AIM: Return all lines below containing the word "checkbox".

Start PROVIDED RECORDS

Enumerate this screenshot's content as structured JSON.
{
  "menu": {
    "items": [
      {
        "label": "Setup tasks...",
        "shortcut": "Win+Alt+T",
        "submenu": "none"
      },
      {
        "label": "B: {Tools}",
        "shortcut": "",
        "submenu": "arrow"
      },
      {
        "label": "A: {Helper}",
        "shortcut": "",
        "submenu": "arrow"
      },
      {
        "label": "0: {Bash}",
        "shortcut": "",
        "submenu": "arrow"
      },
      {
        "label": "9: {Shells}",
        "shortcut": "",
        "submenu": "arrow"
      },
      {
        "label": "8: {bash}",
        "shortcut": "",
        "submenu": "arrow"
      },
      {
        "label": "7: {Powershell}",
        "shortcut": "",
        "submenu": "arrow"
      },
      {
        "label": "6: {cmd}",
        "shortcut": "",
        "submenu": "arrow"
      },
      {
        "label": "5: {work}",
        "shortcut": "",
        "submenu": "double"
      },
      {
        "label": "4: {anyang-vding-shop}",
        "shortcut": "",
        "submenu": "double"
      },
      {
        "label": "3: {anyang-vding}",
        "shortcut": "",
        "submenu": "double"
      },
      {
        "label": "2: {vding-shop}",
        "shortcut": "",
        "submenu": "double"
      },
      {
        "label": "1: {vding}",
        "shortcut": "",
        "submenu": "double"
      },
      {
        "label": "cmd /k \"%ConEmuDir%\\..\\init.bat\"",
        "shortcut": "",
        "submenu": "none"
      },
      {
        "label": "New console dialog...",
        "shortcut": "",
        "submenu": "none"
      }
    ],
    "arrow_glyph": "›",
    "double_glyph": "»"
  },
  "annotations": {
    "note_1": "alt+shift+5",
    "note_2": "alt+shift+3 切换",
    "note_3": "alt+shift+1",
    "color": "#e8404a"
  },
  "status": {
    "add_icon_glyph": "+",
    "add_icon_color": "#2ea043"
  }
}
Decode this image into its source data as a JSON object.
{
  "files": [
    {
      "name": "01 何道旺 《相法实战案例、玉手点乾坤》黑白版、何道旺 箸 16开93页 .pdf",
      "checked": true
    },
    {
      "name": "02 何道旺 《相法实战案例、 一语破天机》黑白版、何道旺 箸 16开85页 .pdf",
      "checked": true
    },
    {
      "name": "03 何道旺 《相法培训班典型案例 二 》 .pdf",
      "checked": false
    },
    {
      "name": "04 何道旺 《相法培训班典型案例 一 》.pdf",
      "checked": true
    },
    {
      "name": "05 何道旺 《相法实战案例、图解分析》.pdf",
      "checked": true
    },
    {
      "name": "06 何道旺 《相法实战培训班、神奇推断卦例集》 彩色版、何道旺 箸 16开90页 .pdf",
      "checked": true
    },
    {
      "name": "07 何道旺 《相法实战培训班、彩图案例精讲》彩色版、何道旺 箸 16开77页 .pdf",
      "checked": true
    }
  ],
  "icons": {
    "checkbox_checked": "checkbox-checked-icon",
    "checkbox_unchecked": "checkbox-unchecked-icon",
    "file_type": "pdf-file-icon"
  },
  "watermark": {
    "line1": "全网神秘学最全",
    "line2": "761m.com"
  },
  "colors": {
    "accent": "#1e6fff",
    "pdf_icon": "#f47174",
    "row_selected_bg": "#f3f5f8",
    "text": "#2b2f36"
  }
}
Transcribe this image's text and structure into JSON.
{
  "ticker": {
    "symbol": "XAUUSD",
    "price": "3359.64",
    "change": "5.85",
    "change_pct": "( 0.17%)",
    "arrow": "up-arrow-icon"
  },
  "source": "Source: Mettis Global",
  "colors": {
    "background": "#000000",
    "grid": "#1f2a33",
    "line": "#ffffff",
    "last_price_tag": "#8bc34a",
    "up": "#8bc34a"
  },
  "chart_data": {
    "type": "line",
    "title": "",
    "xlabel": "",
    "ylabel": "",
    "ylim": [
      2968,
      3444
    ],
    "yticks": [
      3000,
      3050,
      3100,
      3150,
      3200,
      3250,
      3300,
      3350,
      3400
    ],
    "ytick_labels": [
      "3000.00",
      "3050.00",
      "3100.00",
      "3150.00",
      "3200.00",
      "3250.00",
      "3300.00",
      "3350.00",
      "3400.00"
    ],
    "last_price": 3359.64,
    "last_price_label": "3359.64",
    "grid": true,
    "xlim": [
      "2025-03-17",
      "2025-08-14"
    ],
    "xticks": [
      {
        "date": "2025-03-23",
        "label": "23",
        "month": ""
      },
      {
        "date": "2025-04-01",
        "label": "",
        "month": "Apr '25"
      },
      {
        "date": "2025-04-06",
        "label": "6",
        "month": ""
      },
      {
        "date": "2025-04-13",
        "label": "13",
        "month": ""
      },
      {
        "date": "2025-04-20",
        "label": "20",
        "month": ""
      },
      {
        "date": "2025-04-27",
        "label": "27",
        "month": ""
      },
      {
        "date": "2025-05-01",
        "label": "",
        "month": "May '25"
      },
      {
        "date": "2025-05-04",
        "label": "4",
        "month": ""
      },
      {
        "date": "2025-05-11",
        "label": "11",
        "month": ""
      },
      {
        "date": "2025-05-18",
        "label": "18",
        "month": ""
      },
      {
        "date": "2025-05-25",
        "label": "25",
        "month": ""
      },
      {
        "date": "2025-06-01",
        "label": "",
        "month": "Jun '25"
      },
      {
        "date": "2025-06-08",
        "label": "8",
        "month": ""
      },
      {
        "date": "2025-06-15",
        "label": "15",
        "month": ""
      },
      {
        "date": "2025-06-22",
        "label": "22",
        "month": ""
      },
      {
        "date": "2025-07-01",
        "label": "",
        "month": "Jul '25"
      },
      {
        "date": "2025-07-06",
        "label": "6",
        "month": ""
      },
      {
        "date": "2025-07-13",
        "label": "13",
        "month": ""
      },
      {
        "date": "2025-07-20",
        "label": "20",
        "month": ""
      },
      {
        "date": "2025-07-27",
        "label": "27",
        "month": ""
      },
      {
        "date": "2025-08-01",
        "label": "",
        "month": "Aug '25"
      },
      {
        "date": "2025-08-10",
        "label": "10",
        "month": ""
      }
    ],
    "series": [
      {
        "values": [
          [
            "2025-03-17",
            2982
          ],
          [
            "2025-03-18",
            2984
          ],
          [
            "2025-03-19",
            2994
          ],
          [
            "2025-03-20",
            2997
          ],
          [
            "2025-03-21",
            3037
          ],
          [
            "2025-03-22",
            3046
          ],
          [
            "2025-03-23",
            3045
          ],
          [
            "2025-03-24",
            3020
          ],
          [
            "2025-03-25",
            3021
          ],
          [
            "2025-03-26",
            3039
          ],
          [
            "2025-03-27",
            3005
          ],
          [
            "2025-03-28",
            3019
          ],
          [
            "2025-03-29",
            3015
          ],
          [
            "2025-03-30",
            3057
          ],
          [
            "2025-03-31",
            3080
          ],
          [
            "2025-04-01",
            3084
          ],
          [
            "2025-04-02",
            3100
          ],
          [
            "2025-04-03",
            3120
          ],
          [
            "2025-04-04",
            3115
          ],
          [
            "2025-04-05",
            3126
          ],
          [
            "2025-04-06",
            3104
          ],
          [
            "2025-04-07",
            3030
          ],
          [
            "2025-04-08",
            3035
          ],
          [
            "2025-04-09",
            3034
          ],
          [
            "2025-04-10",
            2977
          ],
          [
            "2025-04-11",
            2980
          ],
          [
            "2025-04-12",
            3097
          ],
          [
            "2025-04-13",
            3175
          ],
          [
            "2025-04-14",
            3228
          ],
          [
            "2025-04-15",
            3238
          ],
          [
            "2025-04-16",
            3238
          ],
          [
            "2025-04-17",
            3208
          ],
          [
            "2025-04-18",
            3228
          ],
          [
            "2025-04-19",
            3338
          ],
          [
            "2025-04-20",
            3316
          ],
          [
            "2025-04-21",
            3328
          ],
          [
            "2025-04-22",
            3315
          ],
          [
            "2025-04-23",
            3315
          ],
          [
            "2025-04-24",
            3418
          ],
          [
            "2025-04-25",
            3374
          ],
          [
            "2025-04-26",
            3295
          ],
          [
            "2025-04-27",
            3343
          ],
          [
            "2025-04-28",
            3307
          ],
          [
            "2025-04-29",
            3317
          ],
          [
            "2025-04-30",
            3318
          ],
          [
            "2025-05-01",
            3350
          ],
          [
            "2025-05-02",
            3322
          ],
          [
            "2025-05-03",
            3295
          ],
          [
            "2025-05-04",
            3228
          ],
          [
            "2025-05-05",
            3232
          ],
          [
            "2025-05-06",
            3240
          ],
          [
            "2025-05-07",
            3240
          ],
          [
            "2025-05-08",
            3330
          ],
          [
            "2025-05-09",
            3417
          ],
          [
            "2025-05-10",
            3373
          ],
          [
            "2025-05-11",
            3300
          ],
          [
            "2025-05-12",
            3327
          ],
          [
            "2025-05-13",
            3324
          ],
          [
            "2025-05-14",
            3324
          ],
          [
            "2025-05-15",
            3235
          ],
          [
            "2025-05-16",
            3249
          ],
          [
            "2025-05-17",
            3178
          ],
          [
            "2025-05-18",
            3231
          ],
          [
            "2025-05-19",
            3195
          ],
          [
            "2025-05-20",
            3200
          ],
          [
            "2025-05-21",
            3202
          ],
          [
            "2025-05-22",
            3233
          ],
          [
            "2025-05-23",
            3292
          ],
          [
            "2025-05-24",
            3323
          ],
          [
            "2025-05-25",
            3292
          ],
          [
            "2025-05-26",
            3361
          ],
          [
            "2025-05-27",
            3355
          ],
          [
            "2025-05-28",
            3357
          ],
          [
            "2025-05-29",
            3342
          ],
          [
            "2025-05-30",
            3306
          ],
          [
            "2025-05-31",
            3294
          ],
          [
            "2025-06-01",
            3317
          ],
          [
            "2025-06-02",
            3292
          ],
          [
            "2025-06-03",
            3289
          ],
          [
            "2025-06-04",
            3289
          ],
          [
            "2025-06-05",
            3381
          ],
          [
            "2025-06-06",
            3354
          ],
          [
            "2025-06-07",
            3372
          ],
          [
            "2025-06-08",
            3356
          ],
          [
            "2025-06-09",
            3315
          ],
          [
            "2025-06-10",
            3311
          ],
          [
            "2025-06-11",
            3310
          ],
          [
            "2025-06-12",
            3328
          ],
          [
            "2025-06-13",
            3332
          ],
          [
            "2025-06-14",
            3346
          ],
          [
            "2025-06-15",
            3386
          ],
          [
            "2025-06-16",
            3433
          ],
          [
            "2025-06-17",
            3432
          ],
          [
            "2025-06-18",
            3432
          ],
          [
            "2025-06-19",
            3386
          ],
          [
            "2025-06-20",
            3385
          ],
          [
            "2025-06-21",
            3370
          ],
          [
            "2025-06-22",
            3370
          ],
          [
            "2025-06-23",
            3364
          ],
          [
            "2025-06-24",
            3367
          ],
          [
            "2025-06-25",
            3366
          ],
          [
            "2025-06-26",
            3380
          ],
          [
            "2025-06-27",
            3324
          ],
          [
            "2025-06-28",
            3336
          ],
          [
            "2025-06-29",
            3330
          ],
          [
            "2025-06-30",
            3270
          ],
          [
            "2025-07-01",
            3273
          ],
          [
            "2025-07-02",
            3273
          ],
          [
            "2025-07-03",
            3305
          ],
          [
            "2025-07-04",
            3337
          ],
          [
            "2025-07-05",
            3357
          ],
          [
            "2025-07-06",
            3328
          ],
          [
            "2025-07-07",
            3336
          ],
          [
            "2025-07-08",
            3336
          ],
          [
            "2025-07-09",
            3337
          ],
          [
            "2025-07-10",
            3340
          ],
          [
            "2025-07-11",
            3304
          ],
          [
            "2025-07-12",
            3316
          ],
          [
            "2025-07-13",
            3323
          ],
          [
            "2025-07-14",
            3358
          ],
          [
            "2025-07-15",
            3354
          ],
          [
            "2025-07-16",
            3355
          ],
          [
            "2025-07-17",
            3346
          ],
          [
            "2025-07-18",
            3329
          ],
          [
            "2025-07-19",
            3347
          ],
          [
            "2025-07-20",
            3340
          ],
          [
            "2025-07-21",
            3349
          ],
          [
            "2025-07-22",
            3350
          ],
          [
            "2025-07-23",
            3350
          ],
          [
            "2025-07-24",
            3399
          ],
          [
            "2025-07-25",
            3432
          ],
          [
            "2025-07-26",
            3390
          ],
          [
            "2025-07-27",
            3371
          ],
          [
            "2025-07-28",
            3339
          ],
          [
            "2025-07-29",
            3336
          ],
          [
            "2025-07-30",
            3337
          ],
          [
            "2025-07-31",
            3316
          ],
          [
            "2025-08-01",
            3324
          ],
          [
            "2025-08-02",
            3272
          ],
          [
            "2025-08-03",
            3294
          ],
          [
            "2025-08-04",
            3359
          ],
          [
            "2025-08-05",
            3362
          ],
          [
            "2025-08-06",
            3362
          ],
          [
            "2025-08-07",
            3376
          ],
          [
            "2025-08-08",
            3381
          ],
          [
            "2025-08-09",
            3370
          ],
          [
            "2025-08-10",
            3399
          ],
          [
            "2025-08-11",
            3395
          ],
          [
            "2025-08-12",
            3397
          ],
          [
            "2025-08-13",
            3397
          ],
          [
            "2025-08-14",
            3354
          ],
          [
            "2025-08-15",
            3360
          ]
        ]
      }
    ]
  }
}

End PROVIDED RECORDS

ANSWER TO THIS TASK:
    "checkbox_checked": "checkbox-checked-icon",
    "checkbox_unchecked": "checkbox-unchecked-icon",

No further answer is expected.